(GOAL):
Write out the entries below once more, exactly, with the pictures left out.

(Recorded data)
## Start

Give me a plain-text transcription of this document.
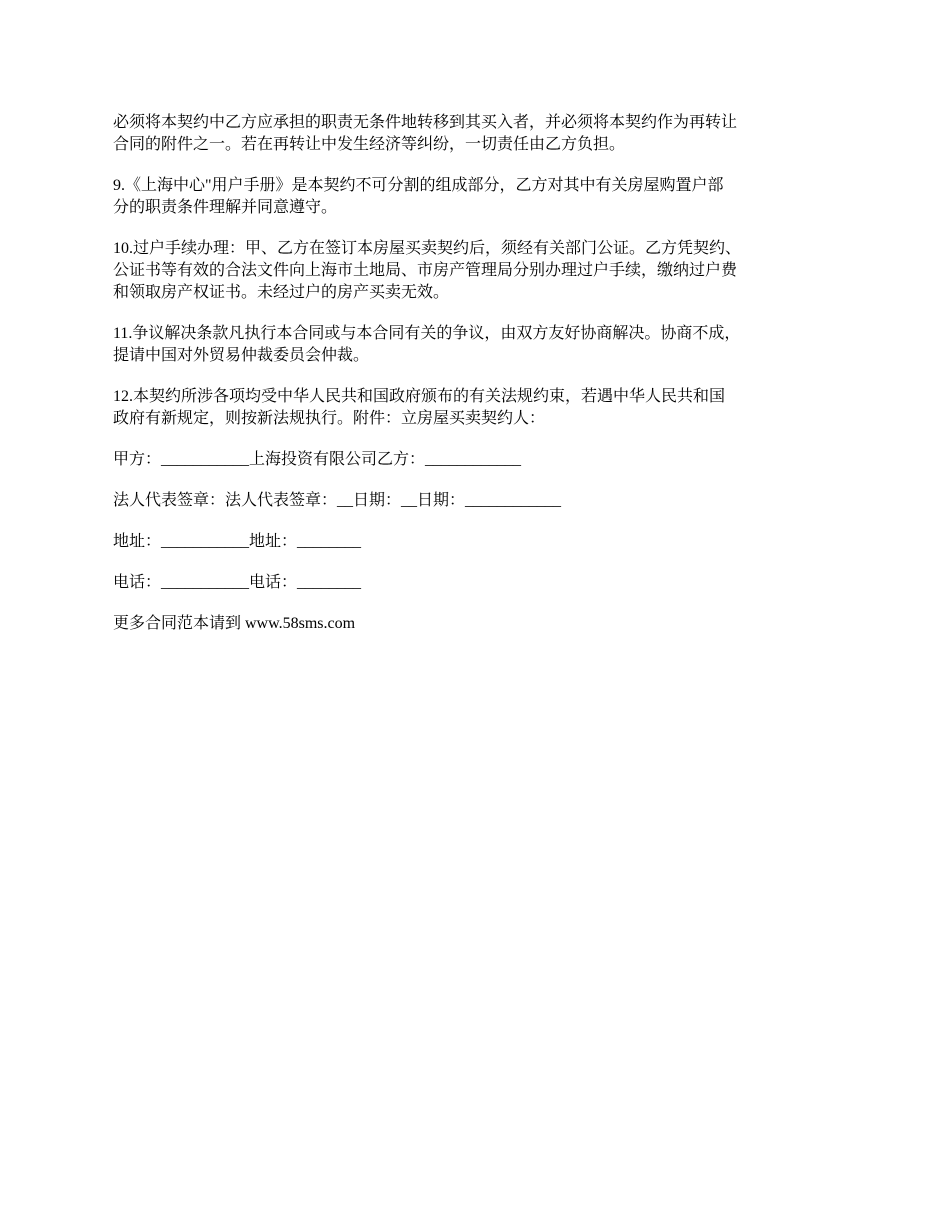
必须将本契约中乙方应承担的职责无条件地转移到其买入者，并必须将本契约作为再转让
合同的附件之一。若在再转让中发生经济等纠纷，一切责任由乙方负担。

9.《上海中心"用户手册》是本契约不可分割的组成部分，乙方对其中有关房屋购置户部
分的职责条件理解并同意遵守。

10.过户手续办理：甲、乙方在签订本房屋买卖契约后，须经有关部门公证。乙方凭契约、
公证书等有效的合法文件向上海市土地局、市房产管理局分别办理过户手续，缴纳过户费
和领取房产权证书。未经过户的房产买卖无效。

11.争议解决条款凡执行本合同或与本合同有关的争议，由双方友好协商解决。协商不成，
提请中国对外贸易仲裁委员会仲裁。

12.本契约所涉各项均受中华人民共和国政府颁布的有关法规约束，若遇中华人民共和国
政府有新规定，则按新法规执行。附件：立房屋买卖契约人：

甲方：___________上海投资有限公司乙方：____________

法人代表签章：法人代表签章：__日期：__日期：____________

地址：___________地址：________

电话：___________电话：________

更多合同范本请到 www.58sms.com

## End

(FULL SOLUTION):
Give me a plain-text transcription of this document.
必须将本契约中乙方应承担的职责无条件地转移到其买入者，并必须将本契约作为再转让
合同的附件之一。若在再转让中发生经济等纠纷，一切责任由乙方负担。

9.《上海中心"用户手册》是本契约不可分割的组成部分，乙方对其中有关房屋购置户部
分的职责条件理解并同意遵守。

10.过户手续办理：甲、乙方在签订本房屋买卖契约后，须经有关部门公证。乙方凭契约、
公证书等有效的合法文件向上海市土地局、市房产管理局分别办理过户手续，缴纳过户费
和领取房产权证书。未经过户的房产买卖无效。

11.争议解决条款凡执行本合同或与本合同有关的争议，由双方友好协商解决。协商不成，
提请中国对外贸易仲裁委员会仲裁。

12.本契约所涉各项均受中华人民共和国政府颁布的有关法规约束，若遇中华人民共和国
政府有新规定，则按新法规执行。附件：立房屋买卖契约人：

甲方：___________上海投资有限公司乙方：____________

法人代表签章：法人代表签章：__日期：__日期：____________

地址：___________地址：________

电话：___________电话：________

更多合同范本请到 www.58sms.com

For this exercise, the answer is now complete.